Dataset entries
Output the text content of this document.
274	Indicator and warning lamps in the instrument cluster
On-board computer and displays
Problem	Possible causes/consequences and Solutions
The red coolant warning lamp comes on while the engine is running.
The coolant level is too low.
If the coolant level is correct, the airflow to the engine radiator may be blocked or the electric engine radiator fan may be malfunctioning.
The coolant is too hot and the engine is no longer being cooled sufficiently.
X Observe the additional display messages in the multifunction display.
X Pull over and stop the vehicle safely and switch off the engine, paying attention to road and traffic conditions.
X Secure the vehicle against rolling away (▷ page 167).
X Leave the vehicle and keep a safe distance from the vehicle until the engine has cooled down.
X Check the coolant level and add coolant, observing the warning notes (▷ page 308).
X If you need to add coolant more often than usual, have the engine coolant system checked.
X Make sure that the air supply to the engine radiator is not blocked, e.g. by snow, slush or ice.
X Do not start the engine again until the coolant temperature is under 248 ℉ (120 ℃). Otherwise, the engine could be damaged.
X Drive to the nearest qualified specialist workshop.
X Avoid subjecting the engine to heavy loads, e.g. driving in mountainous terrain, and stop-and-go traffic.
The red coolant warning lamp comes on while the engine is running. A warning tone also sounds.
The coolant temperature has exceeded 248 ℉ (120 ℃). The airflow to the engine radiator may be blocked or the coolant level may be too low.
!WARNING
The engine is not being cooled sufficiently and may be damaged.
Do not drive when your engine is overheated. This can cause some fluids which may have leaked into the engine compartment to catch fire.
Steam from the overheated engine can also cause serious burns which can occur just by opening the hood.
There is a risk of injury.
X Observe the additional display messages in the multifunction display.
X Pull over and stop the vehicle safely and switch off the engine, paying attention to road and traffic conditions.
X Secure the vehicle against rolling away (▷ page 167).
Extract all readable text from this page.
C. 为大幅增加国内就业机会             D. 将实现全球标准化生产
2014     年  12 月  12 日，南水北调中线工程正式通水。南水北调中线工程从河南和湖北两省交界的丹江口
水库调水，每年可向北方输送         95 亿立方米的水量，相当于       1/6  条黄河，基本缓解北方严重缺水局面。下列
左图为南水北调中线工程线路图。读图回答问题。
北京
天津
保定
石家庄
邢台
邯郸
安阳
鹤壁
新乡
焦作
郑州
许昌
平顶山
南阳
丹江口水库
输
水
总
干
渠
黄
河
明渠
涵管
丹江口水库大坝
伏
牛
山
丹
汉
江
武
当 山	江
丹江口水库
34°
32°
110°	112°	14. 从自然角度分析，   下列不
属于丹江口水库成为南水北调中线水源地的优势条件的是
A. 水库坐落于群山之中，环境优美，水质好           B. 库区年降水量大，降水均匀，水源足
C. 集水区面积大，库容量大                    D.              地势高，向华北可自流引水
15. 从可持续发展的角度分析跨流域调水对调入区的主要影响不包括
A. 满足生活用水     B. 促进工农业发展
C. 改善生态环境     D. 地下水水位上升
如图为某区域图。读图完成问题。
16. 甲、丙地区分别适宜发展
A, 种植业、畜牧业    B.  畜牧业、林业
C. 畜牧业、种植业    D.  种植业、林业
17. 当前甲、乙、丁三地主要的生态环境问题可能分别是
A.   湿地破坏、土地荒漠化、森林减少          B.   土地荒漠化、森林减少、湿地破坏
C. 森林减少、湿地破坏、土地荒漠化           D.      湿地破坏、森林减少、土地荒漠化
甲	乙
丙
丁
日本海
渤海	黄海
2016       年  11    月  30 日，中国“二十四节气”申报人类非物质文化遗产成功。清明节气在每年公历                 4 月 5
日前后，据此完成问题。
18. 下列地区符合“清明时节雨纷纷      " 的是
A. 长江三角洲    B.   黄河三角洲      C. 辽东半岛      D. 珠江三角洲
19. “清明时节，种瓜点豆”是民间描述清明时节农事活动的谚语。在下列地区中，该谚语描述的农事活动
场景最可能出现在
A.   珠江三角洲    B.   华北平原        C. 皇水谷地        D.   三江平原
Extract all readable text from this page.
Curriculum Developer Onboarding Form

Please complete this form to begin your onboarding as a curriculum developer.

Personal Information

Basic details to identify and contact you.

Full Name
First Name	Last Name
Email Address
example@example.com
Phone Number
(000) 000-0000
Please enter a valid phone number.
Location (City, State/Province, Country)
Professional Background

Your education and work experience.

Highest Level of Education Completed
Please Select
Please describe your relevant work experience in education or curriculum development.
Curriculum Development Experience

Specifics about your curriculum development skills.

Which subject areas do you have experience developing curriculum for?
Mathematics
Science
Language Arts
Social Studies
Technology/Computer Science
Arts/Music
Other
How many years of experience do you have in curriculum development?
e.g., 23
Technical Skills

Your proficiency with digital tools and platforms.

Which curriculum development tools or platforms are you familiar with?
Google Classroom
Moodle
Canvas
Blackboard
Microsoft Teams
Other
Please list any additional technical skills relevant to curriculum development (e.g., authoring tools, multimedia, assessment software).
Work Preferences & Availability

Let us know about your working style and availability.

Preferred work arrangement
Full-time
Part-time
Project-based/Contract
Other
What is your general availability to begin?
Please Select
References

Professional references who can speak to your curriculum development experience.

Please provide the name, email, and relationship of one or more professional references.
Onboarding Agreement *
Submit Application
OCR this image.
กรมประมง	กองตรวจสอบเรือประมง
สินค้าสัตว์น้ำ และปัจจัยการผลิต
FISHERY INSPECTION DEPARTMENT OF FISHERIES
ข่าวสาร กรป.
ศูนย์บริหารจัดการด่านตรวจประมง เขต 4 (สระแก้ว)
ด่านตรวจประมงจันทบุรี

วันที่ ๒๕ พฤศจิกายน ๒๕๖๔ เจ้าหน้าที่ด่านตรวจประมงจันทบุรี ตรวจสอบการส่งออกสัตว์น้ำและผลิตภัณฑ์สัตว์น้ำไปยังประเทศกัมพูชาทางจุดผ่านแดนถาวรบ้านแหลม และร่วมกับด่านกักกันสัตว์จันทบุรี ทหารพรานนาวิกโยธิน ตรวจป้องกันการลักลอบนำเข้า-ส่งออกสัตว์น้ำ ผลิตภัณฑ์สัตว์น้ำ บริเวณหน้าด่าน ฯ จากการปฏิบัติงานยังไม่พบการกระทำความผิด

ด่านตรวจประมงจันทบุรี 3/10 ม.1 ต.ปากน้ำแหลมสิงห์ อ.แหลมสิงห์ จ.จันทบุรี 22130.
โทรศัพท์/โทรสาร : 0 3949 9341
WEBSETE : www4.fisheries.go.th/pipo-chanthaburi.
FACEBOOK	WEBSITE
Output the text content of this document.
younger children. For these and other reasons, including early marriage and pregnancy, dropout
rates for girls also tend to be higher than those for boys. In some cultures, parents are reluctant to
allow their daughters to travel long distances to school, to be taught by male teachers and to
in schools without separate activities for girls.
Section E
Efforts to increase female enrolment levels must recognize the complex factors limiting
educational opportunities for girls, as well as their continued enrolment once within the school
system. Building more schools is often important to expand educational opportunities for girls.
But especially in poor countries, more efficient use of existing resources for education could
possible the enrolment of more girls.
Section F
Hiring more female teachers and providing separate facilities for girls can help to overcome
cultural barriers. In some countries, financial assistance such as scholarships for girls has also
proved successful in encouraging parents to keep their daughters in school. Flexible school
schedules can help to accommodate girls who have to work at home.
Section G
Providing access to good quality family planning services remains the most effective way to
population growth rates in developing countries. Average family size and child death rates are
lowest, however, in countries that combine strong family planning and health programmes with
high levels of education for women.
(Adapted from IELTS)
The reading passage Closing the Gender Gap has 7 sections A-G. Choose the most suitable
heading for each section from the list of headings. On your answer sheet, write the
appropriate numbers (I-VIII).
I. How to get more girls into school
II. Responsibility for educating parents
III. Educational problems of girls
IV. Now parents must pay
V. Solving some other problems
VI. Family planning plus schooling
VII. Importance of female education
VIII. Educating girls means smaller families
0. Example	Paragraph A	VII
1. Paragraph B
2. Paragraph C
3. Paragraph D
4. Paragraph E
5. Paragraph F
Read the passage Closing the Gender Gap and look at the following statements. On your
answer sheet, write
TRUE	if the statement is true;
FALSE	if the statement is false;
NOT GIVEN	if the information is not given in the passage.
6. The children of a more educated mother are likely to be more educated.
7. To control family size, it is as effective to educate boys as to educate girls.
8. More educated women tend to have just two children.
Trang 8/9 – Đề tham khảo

- _To be done_
Scan the records for the string "comes". Copy each line in which it appears.

- _Completed exercise_
The red coolant warning lamp comes on while the engine is running.
The red coolant warning lamp comes on while the engine is running. A warning tone also sounds.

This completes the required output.